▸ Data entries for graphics
★ ★ ★ ★ ★ ★ ★

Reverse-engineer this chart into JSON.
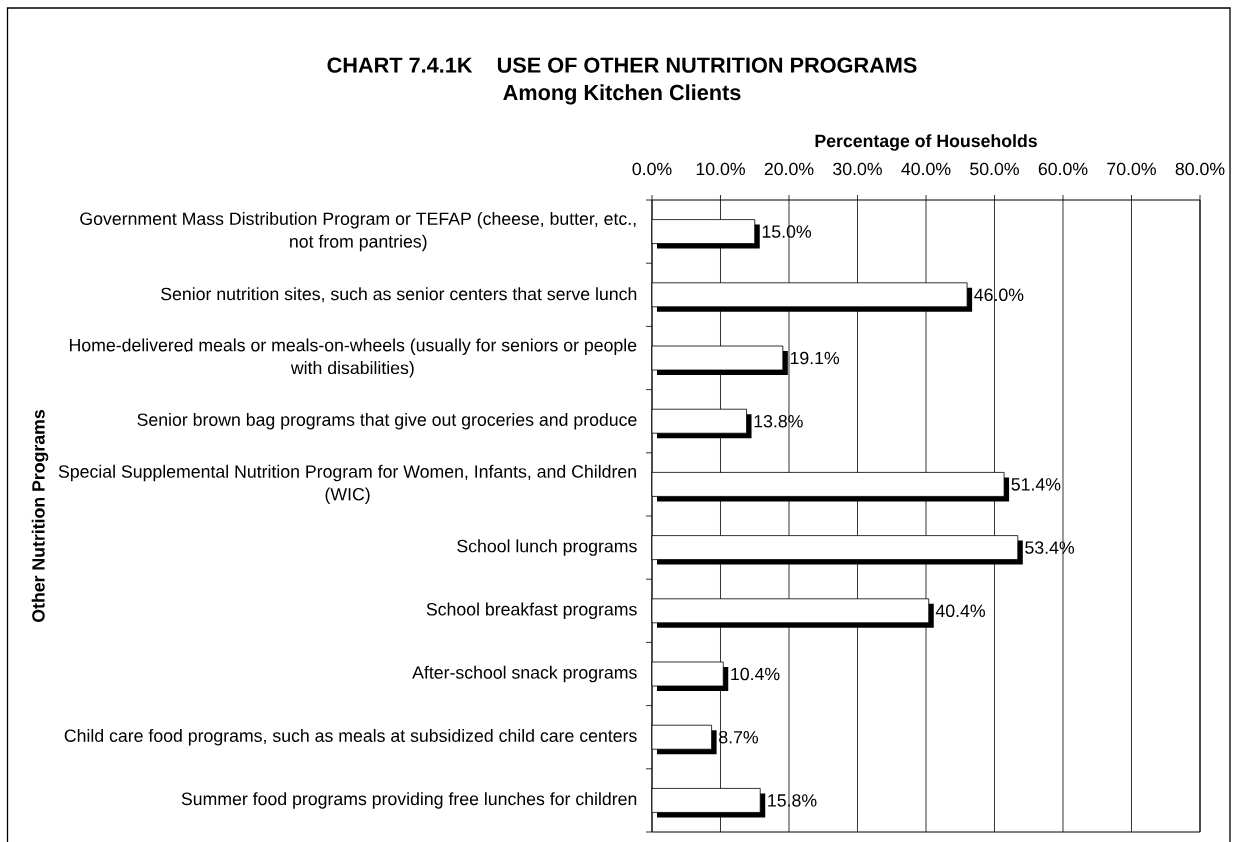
{
  "chart_data": {
    "type": "bar",
    "orientation": "horizontal",
    "title": "CHART 7.4.1K    USE OF OTHER NUTRITION PROGRAMS",
    "subtitle": "Among Kitchen Clients",
    "xlabel": "Percentage of Households",
    "ylabel": "Other Nutrition Programs",
    "categories": [
      "Government Mass Distribution Program or TEFAP (cheese, butter, etc., not from pantries)",
      "Senior nutrition sites, such as senior centers that serve lunch",
      "Home-delivered meals or meals-on-wheels (usually for seniors or people with disabilities)",
      "Senior brown bag programs that give out groceries and produce",
      "Special Supplemental Nutrition Program for Women, Infants, and Children (WIC)",
      "School lunch programs",
      "School breakfast programs",
      "After-school snack programs",
      "Child care food programs, such as meals at subsidized child care centers",
      "Summer food programs providing free lunches for children"
    ],
    "values": [
      15.0,
      46.0,
      19.1,
      13.8,
      51.4,
      53.4,
      40.4,
      10.4,
      8.7,
      15.8
    ],
    "value_labels": [
      "15.0%",
      "46.0%",
      "19.1%",
      "13.8%",
      "51.4%",
      "53.4%",
      "40.4%",
      "10.4%",
      "8.7%",
      "15.8%"
    ],
    "color": "#ffffff",
    "xlim": [
      0,
      80
    ],
    "xticks": [
      {
        "value": 0,
        "label": "0.0%"
      },
      {
        "value": 10,
        "label": "10.0%"
      },
      {
        "value": 20,
        "label": "20.0%"
      },
      {
        "value": 30,
        "label": "30.0%"
      },
      {
        "value": 40,
        "label": "40.0%"
      },
      {
        "value": 50,
        "label": "50.0%"
      },
      {
        "value": 60,
        "label": "60.0%"
      },
      {
        "value": 70,
        "label": "70.0%"
      },
      {
        "value": 80,
        "label": "80.0%"
      }
    ],
    "grid": "x"
  }
}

★ ★ ★ ★ ★ ★ ★

▸ WHAT TO DO
Repeat every record above exactly, but leave out any pictures.

▸ TASK RESPONSE
Reverse-engineer this chart into JSON.
{
  "chart_data": {
    "type": "bar",
    "orientation": "horizontal",
    "title": "CHART 7.4.1K    USE OF OTHER NUTRITION PROGRAMS",
    "subtitle": "Among Kitchen Clients",
    "xlabel": "Percentage of Households",
    "ylabel": "Other Nutrition Programs",
    "categories": [
      "Government Mass Distribution Program or TEFAP (cheese, butter, etc., not from pantries)",
      "Senior nutrition sites, such as senior centers that serve lunch",
      "Home-delivered meals or meals-on-wheels (usually for seniors or people with disabilities)",
      "Senior brown bag programs that give out groceries and produce",
      "Special Supplemental Nutrition Program for Women, Infants, and Children (WIC)",
      "School lunch programs",
      "School breakfast programs",
      "After-school snack programs",
      "Child care food programs, such as meals at subsidized child care centers",
      "Summer food programs providing free lunches for children"
    ],
    "values": [
      15.0,
      46.0,
      19.1,
      13.8,
      51.4,
      53.4,
      40.4,
      10.4,
      8.7,
      15.8
    ],
    "value_labels": [
      "15.0%",
      "46.0%",
      "19.1%",
      "13.8%",
      "51.4%",
      "53.4%",
      "40.4%",
      "10.4%",
      "8.7%",
      "15.8%"
    ],
    "color": "#ffffff",
    "xlim": [
      0,
      80
    ],
    "xticks": [
      {
        "value": 0,
        "label": "0.0%"
      },
      {
        "value": 10,
        "label": "10.0%"
      },
      {
        "value": 20,
        "label": "20.0%"
      },
      {
        "value": 30,
        "label": "30.0%"
      },
      {
        "value": 40,
        "label": "40.0%"
      },
      {
        "value": 50,
        "label": "50.0%"
      },
      {
        "value": 60,
        "label": "60.0%"
      },
      {
        "value": 70,
        "label": "70.0%"
      },
      {
        "value": 80,
        "label": "80.0%"
      }
    ],
    "grid": "x"
  }
}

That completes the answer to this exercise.